Stated problem: Would you quote the material below in full and unchanged?

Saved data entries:
● ● ●

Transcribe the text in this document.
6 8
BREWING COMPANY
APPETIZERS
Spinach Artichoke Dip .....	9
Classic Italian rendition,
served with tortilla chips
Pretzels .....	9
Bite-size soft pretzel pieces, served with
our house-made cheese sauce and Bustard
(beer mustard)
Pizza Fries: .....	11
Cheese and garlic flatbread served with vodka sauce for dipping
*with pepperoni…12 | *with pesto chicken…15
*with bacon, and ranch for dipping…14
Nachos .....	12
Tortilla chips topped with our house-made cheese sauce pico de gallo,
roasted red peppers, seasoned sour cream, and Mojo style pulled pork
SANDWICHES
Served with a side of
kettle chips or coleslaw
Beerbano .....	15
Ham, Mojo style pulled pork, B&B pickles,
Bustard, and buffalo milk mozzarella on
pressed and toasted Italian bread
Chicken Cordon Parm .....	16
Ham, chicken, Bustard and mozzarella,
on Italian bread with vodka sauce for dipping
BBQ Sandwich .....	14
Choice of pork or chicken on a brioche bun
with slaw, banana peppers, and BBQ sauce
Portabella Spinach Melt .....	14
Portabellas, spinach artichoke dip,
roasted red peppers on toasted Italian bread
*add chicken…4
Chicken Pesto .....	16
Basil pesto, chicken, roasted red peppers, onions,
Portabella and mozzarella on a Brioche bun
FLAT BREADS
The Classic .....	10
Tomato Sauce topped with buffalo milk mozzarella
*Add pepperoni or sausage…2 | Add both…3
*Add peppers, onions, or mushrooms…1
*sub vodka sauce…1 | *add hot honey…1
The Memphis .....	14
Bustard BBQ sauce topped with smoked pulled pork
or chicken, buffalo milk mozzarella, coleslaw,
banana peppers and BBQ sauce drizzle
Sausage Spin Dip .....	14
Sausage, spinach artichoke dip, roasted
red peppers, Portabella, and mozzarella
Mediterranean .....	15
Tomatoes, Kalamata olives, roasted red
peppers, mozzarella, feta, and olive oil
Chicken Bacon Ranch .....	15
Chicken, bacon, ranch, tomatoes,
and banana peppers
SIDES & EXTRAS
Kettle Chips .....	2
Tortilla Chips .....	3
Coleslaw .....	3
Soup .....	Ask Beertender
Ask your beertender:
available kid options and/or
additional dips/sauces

● ● ●

Answer to the exercise:
Transcribe the text in this document.
6 8
BREWING COMPANY
APPETIZERS
Spinach Artichoke Dip .....	9
Classic Italian rendition,
served with tortilla chips
Pretzels .....	9
Bite-size soft pretzel pieces, served with
our house-made cheese sauce and Bustard
(beer mustard)
Pizza Fries: .....	11
Cheese and garlic flatbread served with vodka sauce for dipping
*with pepperoni…12 | *with pesto chicken…15
*with bacon, and ranch for dipping…14
Nachos .....	12
Tortilla chips topped with our house-made cheese sauce pico de gallo,
roasted red peppers, seasoned sour cream, and Mojo style pulled pork
SANDWICHES
Served with a side of
kettle chips or coleslaw
Beerbano .....	15
Ham, Mojo style pulled pork, B&B pickles,
Bustard, and buffalo milk mozzarella on
pressed and toasted Italian bread
Chicken Cordon Parm .....	16
Ham, chicken, Bustard and mozzarella,
on Italian bread with vodka sauce for dipping
BBQ Sandwich .....	14
Choice of pork or chicken on a brioche bun
with slaw, banana peppers, and BBQ sauce
Portabella Spinach Melt .....	14
Portabellas, spinach artichoke dip,
roasted red peppers on toasted Italian bread
*add chicken…4
Chicken Pesto .....	16
Basil pesto, chicken, roasted red peppers, onions,
Portabella and mozzarella on a Brioche bun
FLAT BREADS
The Classic .....	10
Tomato Sauce topped with buffalo milk mozzarella
*Add pepperoni or sausage…2 | Add both…3
*Add peppers, onions, or mushrooms…1
*sub vodka sauce…1 | *add hot honey…1
The Memphis .....	14
Bustard BBQ sauce topped with smoked pulled pork
or chicken, buffalo milk mozzarella, coleslaw,
banana peppers and BBQ sauce drizzle
Sausage Spin Dip .....	14
Sausage, spinach artichoke dip, roasted
red peppers, Portabella, and mozzarella
Mediterranean .....	15
Tomatoes, Kalamata olives, roasted red
peppers, mozzarella, feta, and olive oil
Chicken Bacon Ranch .....	15
Chicken, bacon, ranch, tomatoes,
and banana peppers
SIDES & EXTRAS
Kettle Chips .....	2
Tortilla Chips .....	3
Coleslaw .....	3
Soup .....	Ask Beertender
Ask your beertender:
available kid options and/or
additional dips/sauces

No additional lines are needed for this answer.